- **Problem description**: Your task is to reproduce the material exactly.

- **Collected data**:

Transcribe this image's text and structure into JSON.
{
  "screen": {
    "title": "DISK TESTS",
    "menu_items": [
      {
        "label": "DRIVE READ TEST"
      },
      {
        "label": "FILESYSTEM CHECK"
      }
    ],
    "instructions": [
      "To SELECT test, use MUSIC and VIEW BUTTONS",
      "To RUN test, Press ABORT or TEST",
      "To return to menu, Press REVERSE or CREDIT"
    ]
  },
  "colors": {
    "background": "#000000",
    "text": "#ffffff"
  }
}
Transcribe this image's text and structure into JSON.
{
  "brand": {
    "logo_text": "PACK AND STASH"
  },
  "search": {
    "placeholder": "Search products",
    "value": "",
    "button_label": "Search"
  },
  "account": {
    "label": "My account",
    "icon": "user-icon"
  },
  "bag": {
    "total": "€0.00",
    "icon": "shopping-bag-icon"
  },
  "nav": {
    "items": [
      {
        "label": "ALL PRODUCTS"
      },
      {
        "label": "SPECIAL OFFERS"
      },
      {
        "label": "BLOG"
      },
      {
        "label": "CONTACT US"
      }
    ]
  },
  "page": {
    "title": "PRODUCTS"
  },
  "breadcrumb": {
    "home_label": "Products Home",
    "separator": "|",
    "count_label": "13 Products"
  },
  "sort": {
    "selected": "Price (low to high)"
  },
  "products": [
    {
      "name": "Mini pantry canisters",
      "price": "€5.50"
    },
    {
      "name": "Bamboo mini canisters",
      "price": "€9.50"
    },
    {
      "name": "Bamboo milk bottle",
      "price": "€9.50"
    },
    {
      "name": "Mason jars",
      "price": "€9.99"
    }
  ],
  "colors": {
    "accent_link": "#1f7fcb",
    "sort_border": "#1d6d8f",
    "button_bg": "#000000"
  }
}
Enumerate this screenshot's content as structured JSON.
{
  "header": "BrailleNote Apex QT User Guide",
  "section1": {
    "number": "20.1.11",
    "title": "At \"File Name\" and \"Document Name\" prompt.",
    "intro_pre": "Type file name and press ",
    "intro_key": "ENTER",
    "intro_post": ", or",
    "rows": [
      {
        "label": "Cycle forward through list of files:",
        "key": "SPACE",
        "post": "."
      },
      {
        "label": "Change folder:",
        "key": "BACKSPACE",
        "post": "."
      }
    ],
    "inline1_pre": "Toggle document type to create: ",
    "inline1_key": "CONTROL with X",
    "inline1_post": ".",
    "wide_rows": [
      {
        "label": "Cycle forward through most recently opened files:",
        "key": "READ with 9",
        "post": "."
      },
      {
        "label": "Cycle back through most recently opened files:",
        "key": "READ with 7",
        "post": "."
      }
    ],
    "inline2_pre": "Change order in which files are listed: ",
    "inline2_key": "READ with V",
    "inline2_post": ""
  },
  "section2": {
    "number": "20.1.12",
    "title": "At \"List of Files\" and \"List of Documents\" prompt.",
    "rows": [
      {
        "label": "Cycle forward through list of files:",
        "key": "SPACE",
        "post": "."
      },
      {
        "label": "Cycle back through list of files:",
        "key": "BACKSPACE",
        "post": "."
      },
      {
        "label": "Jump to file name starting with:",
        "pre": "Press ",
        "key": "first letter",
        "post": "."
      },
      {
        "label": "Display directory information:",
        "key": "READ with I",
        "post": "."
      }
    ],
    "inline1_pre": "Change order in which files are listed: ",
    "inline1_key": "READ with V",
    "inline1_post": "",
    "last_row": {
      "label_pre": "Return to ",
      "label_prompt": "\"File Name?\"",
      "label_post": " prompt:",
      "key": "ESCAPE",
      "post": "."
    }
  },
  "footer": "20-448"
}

- **Worked solution**:
Transcribe this image's text and structure into JSON.
{
  "screen": {
    "title": "DISK TESTS",
    "menu_items": [
      {
        "label": "DRIVE READ TEST"
      },
      {
        "label": "FILESYSTEM CHECK"
      }
    ],
    "instructions": [
      "To SELECT test, use MUSIC and VIEW BUTTONS",
      "To RUN test, Press ABORT or TEST",
      "To return to menu, Press REVERSE or CREDIT"
    ]
  },
  "colors": {
    "background": "#000000",
    "text": "#ffffff"
  }
}
Transcribe this image's text and structure into JSON.
{
  "brand": {
    "logo_text": "PACK AND STASH"
  },
  "search": {
    "placeholder": "Search products",
    "value": "",
    "button_label": "Search"
  },
  "account": {
    "label": "My account",
    "icon": "user-icon"
  },
  "bag": {
    "total": "€0.00",
    "icon": "shopping-bag-icon"
  },
  "nav": {
    "items": [
      {
        "label": "ALL PRODUCTS"
      },
      {
        "label": "SPECIAL OFFERS"
      },
      {
        "label": "BLOG"
      },
      {
        "label": "CONTACT US"
      }
    ]
  },
  "page": {
    "title": "PRODUCTS"
  },
  "breadcrumb": {
    "home_label": "Products Home",
    "separator": "|",
    "count_label": "13 Products"
  },
  "sort": {
    "selected": "Price (low to high)"
  },
  "products": [
    {
      "name": "Mini pantry canisters",
      "price": "€5.50"
    },
    {
      "name": "Bamboo mini canisters",
      "price": "€9.50"
    },
    {
      "name": "Bamboo milk bottle",
      "price": "€9.50"
    },
    {
      "name": "Mason jars",
      "price": "€9.99"
    }
  ],
  "colors": {
    "accent_link": "#1f7fcb",
    "sort_border": "#1d6d8f",
    "button_bg": "#000000"
  }
}
Enumerate this screenshot's content as structured JSON.
{
  "header": "BrailleNote Apex QT User Guide",
  "section1": {
    "number": "20.1.11",
    "title": "At \"File Name\" and \"Document Name\" prompt.",
    "intro_pre": "Type file name and press ",
    "intro_key": "ENTER",
    "intro_post": ", or",
    "rows": [
      {
        "label": "Cycle forward through list of files:",
        "key": "SPACE",
        "post": "."
      },
      {
        "label": "Change folder:",
        "key": "BACKSPACE",
        "post": "."
      }
    ],
    "inline1_pre": "Toggle document type to create: ",
    "inline1_key": "CONTROL with X",
    "inline1_post": ".",
    "wide_rows": [
      {
        "label": "Cycle forward through most recently opened files:",
        "key": "READ with 9",
        "post": "."
      },
      {
        "label": "Cycle back through most recently opened files:",
        "key": "READ with 7",
        "post": "."
      }
    ],
    "inline2_pre": "Change order in which files are listed: ",
    "inline2_key": "READ with V",
    "inline2_post": ""
  },
  "section2": {
    "number": "20.1.12",
    "title": "At \"List of Files\" and \"List of Documents\" prompt.",
    "rows": [
      {
        "label": "Cycle forward through list of files:",
        "key": "SPACE",
        "post": "."
      },
      {
        "label": "Cycle back through list of files:",
        "key": "BACKSPACE",
        "post": "."
      },
      {
        "label": "Jump to file name starting with:",
        "pre": "Press ",
        "key": "first letter",
        "post": "."
      },
      {
        "label": "Display directory information:",
        "key": "READ with I",
        "post": "."
      }
    ],
    "inline1_pre": "Change order in which files are listed: ",
    "inline1_key": "READ with V",
    "inline1_post": "",
    "last_row": {
      "label_pre": "Return to ",
      "label_prompt": "\"File Name?\"",
      "label_post": " prompt:",
      "key": "ESCAPE",
      "post": "."
    }
  },
  "footer": "20-448"
}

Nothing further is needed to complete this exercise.